The Colts enter this week’s draft with 7 selections: two picks in Round 5, and one each in Rounds 2, 3, 4, 6, 7.

Considering the Colts aren’t drafting until No. 42 overall on Friday night, the names you will see below are projected to be more in that post-Round 1 range.

Given Chris Ballard’s draft history over the last 5 years, here are 3 names to watch at the top positions of need:

 

Wide Receiver

-Skyy Moore (Western Michigan): Top-end speed and reliable hands are two things that don’t often go together. But Moore offers that. At 5-9 and 195 pounds, Moore has size limitations, but he would seem to be a nice complement to Michael Pittman. The hope here is Moore could be the slot receiver Parris Campbell was thought to be back in 2019.

-Alec Pierce (Cincinnati): At 6-3 and 211 pounds, Pierce brings great size and also some impressive speed numbers. Pierce was Desmond Ridder’s top target at Cincinnati and you saw why the QB had so much trust in throwing to a wideout who routinely high-pointed the football and came down with contested catches. Pierce actually began his college career as a linebacker, even playing some gunner on special teams, so you know he brings toughness to a position that doesn’t always seek that out.

-Christian Watson (North Dakota State): If Chris Ballard is a man of his word on wanting high-end traits, Watson fits exactly that. Watson stands 6-4, weighs 208 pounds and ran 4.36 in the 40 at the Combine. That’s an ideal package when creating a wideout. While Watson did showcase some big play ability at the FCS level (as a kick returner, too), his hands are a concern. Watson was a Senior Bowl participant.

 

Tight End

Greg Dulcich (UCLA): It’s rare to see a tight end with the down-field production like Dulcich produced at UCLA. He averaged 17.6 yards on his 77 career catches, which is a massive number. If the Colts are thinking receiver traits more than blocking traits with the need at tight end, then Dulcich would be a terrific fit.

-Jeremy Ruckert (Ohio State): This fit isn’t as much in the testing numbers but more of how Ruckert is wired about the game of football. You sense some Jack Doyle in how Ruckert carries himself. You wouldn’t have to worry about the professionalism of Ruckert and he could bring a reliable presence to a position that has a little bit of uncertainty around him. Ruckert, who wasn’t needed to be a top target at Ohio State, is known for his dependable hands.

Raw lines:
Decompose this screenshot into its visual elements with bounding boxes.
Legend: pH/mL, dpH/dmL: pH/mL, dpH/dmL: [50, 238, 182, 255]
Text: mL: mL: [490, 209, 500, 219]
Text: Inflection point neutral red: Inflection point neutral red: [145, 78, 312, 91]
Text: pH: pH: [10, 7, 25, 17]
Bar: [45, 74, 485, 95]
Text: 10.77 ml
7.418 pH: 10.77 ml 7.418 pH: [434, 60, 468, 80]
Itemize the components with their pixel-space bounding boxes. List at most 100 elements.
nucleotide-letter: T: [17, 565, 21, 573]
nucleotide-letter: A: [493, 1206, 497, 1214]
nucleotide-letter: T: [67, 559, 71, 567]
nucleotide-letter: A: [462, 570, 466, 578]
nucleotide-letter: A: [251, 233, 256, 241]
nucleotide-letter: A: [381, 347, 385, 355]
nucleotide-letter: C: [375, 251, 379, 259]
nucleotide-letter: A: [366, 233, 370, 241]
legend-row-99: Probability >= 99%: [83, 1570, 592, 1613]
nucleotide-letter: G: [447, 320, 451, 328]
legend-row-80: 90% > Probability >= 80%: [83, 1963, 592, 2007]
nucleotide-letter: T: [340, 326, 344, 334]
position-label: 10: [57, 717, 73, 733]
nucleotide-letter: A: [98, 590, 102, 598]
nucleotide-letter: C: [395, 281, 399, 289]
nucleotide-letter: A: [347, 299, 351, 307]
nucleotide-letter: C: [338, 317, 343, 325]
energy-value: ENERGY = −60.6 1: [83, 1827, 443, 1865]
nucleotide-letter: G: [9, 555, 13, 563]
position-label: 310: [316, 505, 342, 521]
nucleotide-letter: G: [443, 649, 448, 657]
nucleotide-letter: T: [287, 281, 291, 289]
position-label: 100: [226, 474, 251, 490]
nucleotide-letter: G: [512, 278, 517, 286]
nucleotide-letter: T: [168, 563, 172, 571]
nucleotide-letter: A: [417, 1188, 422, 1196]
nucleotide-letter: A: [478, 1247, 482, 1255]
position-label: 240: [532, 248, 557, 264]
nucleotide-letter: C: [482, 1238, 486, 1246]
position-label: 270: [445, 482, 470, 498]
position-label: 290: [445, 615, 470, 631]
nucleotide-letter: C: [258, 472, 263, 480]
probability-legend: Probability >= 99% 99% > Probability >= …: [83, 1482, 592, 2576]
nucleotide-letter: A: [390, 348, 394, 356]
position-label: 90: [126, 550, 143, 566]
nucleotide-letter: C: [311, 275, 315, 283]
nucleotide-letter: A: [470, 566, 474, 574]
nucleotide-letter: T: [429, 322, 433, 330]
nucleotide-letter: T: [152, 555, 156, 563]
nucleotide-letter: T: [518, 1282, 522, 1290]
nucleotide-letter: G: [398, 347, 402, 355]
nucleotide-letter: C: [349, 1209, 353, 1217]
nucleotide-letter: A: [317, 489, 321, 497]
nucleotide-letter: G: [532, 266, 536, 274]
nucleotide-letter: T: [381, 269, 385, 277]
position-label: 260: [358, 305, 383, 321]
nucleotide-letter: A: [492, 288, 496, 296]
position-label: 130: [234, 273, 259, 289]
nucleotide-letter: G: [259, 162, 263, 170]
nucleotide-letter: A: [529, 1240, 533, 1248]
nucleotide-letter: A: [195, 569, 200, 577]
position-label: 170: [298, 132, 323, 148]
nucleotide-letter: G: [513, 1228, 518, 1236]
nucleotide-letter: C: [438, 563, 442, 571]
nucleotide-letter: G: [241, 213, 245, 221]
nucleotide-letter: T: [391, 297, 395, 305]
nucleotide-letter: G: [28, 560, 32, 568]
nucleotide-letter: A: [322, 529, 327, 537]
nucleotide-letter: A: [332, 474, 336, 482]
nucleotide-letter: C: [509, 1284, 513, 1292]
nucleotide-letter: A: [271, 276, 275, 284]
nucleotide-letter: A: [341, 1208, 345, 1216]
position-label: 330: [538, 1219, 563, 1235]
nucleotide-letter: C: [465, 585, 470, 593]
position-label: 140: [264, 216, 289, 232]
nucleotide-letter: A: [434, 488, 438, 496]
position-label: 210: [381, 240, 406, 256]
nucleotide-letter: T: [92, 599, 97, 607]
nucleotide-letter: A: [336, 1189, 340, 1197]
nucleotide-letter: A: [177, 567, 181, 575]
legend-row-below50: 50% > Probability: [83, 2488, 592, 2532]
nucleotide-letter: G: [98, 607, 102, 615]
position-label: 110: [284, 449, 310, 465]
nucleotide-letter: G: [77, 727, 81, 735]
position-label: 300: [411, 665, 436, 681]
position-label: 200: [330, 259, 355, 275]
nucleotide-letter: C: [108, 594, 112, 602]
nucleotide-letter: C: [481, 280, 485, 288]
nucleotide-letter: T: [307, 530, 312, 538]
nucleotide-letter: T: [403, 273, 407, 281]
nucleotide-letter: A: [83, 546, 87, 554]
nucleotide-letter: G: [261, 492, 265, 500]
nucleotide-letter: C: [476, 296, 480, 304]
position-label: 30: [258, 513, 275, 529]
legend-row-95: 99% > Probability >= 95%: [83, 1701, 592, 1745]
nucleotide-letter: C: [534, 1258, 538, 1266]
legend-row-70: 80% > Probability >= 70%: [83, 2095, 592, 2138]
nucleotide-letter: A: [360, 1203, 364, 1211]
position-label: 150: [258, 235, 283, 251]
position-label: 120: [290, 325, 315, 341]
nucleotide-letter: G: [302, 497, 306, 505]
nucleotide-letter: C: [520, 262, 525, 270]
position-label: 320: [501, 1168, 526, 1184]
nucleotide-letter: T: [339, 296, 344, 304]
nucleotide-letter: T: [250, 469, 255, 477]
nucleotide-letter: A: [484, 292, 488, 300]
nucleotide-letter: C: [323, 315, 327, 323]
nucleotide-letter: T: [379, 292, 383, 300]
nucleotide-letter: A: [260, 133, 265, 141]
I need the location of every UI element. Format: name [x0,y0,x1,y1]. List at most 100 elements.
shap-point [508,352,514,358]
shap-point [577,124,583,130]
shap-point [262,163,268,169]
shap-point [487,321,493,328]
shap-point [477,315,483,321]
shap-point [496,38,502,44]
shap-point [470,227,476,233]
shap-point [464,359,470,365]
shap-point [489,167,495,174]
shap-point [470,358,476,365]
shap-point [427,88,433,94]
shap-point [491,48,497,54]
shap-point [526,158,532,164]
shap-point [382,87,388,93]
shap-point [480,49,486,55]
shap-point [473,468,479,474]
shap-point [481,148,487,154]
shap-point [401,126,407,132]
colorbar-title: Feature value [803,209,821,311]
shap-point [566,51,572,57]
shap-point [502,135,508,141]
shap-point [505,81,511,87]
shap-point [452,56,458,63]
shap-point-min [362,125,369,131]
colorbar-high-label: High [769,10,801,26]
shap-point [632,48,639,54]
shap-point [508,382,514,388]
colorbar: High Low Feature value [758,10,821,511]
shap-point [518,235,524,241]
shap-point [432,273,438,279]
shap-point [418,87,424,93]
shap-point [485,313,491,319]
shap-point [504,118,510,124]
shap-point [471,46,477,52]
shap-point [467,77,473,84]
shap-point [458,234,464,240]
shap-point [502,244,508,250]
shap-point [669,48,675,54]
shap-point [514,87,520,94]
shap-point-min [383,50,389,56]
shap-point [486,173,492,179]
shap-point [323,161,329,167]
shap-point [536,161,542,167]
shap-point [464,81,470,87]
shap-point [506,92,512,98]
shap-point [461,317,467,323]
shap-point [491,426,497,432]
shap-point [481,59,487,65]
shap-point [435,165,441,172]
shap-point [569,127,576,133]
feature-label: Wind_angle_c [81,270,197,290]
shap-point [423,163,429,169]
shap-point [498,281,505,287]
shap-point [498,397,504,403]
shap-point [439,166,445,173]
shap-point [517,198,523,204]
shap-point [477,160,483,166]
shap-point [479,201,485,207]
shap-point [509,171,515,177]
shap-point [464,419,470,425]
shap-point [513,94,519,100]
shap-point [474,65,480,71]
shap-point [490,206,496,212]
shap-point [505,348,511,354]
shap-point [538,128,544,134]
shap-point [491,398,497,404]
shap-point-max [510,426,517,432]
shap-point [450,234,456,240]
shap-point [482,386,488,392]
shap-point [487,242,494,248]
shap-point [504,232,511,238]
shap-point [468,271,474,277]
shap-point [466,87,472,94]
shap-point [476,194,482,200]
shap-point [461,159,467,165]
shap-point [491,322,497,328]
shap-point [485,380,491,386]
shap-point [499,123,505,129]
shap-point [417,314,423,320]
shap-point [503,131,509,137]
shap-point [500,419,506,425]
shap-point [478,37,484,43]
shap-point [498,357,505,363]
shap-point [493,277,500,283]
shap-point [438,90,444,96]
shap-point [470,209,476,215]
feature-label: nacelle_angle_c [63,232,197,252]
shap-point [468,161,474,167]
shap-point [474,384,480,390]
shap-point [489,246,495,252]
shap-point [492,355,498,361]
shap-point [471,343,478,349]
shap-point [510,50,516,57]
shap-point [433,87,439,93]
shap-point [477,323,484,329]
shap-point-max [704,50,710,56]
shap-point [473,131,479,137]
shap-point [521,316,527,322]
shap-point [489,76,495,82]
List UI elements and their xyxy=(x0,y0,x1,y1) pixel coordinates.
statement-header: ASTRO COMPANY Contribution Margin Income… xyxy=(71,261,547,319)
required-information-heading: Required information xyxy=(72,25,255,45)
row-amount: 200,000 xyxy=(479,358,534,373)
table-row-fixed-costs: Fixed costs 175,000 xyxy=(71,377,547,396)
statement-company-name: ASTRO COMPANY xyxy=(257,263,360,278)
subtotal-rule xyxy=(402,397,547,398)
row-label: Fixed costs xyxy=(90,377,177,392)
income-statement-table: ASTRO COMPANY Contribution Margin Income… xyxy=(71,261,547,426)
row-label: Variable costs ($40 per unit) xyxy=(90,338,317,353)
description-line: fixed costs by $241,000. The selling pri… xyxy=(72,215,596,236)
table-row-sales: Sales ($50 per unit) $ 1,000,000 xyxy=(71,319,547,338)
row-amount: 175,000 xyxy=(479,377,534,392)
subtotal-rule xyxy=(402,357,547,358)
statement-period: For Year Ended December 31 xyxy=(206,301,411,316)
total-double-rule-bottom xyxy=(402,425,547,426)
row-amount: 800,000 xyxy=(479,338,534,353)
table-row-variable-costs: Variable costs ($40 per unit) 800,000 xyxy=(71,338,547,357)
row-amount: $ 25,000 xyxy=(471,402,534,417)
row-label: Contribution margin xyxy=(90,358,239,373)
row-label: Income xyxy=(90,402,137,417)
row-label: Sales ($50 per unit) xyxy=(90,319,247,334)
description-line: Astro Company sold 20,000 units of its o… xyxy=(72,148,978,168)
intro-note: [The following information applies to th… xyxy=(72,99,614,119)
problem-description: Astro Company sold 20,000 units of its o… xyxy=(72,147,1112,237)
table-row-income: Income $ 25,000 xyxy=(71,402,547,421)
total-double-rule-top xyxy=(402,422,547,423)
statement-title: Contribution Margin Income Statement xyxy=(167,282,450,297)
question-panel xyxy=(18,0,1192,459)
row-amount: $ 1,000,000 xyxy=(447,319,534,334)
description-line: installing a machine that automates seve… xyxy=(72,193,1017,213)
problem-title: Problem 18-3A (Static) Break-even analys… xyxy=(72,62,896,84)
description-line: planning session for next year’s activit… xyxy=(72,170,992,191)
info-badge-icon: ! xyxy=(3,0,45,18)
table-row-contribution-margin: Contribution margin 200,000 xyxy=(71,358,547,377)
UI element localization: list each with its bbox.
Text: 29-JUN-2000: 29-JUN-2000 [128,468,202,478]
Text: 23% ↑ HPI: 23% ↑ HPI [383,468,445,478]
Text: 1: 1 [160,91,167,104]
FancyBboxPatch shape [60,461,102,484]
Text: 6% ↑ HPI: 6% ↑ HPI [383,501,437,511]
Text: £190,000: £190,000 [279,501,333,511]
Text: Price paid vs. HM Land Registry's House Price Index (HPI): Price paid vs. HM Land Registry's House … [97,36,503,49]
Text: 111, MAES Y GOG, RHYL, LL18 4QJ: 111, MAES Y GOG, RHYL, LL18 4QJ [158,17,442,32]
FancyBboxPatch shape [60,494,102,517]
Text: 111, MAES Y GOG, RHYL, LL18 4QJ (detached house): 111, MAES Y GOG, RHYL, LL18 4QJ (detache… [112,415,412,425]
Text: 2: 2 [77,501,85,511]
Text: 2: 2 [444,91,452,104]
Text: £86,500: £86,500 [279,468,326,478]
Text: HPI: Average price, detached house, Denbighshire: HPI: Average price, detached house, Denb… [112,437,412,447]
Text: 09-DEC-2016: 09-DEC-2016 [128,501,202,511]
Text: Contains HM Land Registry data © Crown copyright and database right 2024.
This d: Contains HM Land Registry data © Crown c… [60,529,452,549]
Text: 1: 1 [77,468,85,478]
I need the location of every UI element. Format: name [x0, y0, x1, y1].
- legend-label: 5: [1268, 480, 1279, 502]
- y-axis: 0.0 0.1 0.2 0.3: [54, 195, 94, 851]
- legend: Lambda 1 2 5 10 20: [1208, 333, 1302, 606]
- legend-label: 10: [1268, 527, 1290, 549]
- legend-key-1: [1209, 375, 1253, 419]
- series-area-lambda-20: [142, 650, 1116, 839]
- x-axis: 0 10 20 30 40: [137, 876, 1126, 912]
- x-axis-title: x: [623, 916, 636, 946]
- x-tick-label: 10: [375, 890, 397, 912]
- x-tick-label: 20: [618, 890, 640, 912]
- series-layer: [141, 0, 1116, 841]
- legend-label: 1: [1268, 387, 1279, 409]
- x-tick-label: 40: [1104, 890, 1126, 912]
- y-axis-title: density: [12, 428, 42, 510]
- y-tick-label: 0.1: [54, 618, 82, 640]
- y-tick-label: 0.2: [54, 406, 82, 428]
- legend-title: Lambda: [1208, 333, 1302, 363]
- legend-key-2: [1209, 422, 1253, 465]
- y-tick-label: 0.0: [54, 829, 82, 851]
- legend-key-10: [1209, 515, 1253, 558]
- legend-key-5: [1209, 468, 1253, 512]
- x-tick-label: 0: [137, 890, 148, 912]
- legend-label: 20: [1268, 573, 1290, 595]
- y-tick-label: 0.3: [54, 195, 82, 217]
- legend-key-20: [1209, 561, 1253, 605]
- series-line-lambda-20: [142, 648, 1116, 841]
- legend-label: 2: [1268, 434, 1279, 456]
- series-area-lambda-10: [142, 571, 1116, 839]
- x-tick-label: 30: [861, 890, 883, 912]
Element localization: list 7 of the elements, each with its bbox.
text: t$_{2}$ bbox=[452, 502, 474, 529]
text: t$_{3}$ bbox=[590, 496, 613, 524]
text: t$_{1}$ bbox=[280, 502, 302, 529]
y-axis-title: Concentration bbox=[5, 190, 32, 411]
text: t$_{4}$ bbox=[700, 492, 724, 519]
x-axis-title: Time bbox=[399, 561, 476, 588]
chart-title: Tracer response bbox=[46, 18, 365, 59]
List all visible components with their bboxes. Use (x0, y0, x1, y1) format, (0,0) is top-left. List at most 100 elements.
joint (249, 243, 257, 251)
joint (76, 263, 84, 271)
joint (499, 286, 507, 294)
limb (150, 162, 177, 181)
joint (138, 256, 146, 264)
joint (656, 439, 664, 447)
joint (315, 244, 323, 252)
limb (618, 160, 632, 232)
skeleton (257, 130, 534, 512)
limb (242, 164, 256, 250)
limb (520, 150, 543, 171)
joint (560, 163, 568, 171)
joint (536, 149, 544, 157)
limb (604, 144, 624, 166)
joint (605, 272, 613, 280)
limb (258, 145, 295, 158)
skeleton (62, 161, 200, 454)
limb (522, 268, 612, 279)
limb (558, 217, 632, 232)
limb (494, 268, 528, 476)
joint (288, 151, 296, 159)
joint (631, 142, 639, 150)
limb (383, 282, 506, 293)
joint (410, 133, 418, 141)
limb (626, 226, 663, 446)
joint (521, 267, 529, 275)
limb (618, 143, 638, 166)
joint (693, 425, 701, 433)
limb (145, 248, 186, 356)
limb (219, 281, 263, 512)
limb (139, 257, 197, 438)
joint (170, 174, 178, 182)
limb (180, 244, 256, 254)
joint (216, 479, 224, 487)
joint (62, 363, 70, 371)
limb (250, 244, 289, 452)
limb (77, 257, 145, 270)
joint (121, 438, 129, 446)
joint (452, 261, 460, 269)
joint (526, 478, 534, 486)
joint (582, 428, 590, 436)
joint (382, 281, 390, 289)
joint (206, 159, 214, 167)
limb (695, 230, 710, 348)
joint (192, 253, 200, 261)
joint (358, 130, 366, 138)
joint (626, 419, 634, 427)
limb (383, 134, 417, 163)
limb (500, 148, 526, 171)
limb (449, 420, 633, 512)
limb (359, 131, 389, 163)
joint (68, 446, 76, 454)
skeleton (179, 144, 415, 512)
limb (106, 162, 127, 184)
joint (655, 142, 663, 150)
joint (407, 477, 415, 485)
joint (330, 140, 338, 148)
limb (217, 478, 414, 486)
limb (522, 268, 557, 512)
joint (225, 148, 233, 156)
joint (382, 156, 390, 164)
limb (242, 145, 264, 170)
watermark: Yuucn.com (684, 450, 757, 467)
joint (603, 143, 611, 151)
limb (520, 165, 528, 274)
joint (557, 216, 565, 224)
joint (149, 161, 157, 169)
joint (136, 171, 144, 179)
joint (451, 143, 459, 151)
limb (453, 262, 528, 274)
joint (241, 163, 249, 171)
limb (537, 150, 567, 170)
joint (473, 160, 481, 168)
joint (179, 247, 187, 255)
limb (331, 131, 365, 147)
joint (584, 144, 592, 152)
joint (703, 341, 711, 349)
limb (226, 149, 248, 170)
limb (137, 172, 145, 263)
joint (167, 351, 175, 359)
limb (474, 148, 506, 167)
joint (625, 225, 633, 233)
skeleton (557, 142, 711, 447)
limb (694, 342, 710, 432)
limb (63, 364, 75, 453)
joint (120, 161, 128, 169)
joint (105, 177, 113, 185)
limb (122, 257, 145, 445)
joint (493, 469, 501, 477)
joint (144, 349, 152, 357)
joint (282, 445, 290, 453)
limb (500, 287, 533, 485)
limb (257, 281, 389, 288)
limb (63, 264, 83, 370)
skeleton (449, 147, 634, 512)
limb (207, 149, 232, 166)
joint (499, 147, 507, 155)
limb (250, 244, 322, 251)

## Short task 1
Print the passage of the Colts draft preview that begins with the words "-Christian Watson (North" and ends with "Senior Bowl participant.".
## Short task 2
In the Colts draft preview, what time did Christian Watson run in the 40 at the Combine?
## Short task 3
Write the next part of the Colts draft preview, picking up after its last sentence.
The raw lines have no connection to the Colts draft preview.

## Final answer 1
-Christian Watson (North Dakota State): If Chris Ballard is a man of his word on wanting high-end traits, Watson fits exactly that. Watson stands 6-4, weighs 208 pounds and ran 4.36 in the 40 at the Combine. That’s an ideal package when creating a wideout. While Watson did showcase some big play ability at the FCS level (as a kick returner, too), his hands are a concern. Watson was a Senior Bowl participant.

## Final answer 2
4.36

## Final answer 3
-Jelani Woods (Virginia): We dive back into the eye-popping frame and athletic makeup with Woods. At 6-7 and 253 pounds, Woods would look good in an Indiana Pacers uniform. He ran a very strong 4.61 in the 40-yard dash at the Combine. Initially a quarterback entering Oklahoma State, Woods transitioned to tight end and finally broke out last year after transferring to Virginia. From a size standpoint, Woods would be a nice complement to Kylen Granson, if the Colts want to explore diversifying their tight end room.

 

Offensive Tackle

-Tyler Smith (Tulsa, drafted by Cowboys): A three-year (23 games) starter at left tackle, Smith brings specific experience at a major position of need for the Colts. Smith just recently turned 21 years old, which will make him even more attractive to NFL teams. There’s certainly development needed with Smith, but he would bring a nice piece of clay to try and mold.

-Abraham Lucas (Washington State): Scouts will love the height (6-6) and wingspan of Lucas. He started 42 consecutive games, all at right tackle. There will be questions about Lucas transitioning from such a pass-happy offense to more of a pro-style system. But if a team thinks they can grow his run blocking, he could hear his name called in Round 2.

-Braxton Jones (Southern Utah): Jones is more of a reach and might not go until Round 4. But he’s got great length and athleticism at the offensive tackle position. With 29 career starts at left tackle, Jones has ample experience at a desired position. Granted, that came at the FCS level.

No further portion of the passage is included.